Aim =>
Nothing may be dropped or altered: reproduce all the data.

Recorded data:
● ● ● ● ●
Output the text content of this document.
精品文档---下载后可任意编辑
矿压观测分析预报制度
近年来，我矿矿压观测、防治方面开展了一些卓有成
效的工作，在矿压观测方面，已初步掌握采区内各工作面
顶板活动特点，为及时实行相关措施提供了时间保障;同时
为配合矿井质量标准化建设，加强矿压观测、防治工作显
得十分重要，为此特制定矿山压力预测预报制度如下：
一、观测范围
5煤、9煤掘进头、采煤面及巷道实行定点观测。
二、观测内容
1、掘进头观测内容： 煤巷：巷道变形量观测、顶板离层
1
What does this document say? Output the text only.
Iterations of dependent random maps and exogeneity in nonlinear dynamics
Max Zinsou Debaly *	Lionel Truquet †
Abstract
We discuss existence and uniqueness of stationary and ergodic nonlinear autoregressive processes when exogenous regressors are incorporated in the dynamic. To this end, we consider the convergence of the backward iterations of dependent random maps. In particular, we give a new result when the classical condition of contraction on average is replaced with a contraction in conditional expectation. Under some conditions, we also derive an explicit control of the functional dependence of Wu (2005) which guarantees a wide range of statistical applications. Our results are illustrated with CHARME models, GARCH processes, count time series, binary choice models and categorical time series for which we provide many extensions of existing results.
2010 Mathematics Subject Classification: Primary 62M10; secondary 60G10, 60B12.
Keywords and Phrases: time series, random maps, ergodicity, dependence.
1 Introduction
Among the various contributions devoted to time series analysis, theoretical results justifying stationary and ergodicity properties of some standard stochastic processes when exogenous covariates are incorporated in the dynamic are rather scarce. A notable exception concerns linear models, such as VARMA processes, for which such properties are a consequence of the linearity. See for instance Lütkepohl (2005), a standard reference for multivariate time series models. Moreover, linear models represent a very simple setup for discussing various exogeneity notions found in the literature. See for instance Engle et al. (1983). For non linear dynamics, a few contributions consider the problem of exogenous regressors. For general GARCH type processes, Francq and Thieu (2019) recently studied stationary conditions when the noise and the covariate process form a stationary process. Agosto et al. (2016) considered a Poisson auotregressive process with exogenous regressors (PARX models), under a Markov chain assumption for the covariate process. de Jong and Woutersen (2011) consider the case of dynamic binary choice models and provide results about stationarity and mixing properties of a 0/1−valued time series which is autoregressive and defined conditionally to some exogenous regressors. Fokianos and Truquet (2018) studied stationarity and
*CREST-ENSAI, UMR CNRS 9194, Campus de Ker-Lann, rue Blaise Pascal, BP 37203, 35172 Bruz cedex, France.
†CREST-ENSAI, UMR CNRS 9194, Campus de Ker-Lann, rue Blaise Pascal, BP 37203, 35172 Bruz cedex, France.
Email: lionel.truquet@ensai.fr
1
● ● ● ● ●
Completed exercise =>
Output the text content of this document.
精品文档---下载后可任意编辑
矿压观测分析预报制度
近年来，我矿矿压观测、防治方面开展了一些卓有成
效的工作，在矿压观测方面，已初步掌握采区内各工作面
顶板活动特点，为及时实行相关措施提供了时间保障;同时
为配合矿井质量标准化建设，加强矿压观测、防治工作显
得十分重要，为此特制定矿山压力预测预报制度如下：
一、观测范围
5煤、9煤掘进头、采煤面及巷道实行定点观测。
二、观测内容
1、掘进头观测内容： 煤巷：巷道变形量观测、顶板离层
1
What does this document say? Output the text only.
Iterations of dependent random maps and exogeneity in nonlinear dynamics
Max Zinsou Debaly *	Lionel Truquet †
Abstract
We discuss existence and uniqueness of stationary and ergodic nonlinear autoregressive processes when exogenous regressors are incorporated in the dynamic. To this end, we consider the convergence of the backward iterations of dependent random maps. In particular, we give a new result when the classical condition of contraction on average is replaced with a contraction in conditional expectation. Under some conditions, we also derive an explicit control of the functional dependence of Wu (2005) which guarantees a wide range of statistical applications. Our results are illustrated with CHARME models, GARCH processes, count time series, binary choice models and categorical time series for which we provide many extensions of existing results.
2010 Mathematics Subject Classification: Primary 62M10; secondary 60G10, 60B12.
Keywords and Phrases: time series, random maps, ergodicity, dependence.
1 Introduction
Among the various contributions devoted to time series analysis, theoretical results justifying stationary and ergodicity properties of some standard stochastic processes when exogenous covariates are incorporated in the dynamic are rather scarce. A notable exception concerns linear models, such as VARMA processes, for which such properties are a consequence of the linearity. See for instance Lütkepohl (2005), a standard reference for multivariate time series models. Moreover, linear models represent a very simple setup for discussing various exogeneity notions found in the literature. See for instance Engle et al. (1983). For non linear dynamics, a few contributions consider the problem of exogenous regressors. For general GARCH type processes, Francq and Thieu (2019) recently studied stationary conditions when the noise and the covariate process form a stationary process. Agosto et al. (2016) considered a Poisson auotregressive process with exogenous regressors (PARX models), under a Markov chain assumption for the covariate process. de Jong and Woutersen (2011) consider the case of dynamic binary choice models and provide results about stationarity and mixing properties of a 0/1−valued time series which is autoregressive and defined conditionally to some exogenous regressors. Fokianos and Truquet (2018) studied stationarity and
*CREST-ENSAI, UMR CNRS 9194, Campus de Ker-Lann, rue Blaise Pascal, BP 37203, 35172 Bruz cedex, France.
†CREST-ENSAI, UMR CNRS 9194, Campus de Ker-Lann, rue Blaise Pascal, BP 37203, 35172 Bruz cedex, France.
Email: lionel.truquet@ensai.fr
1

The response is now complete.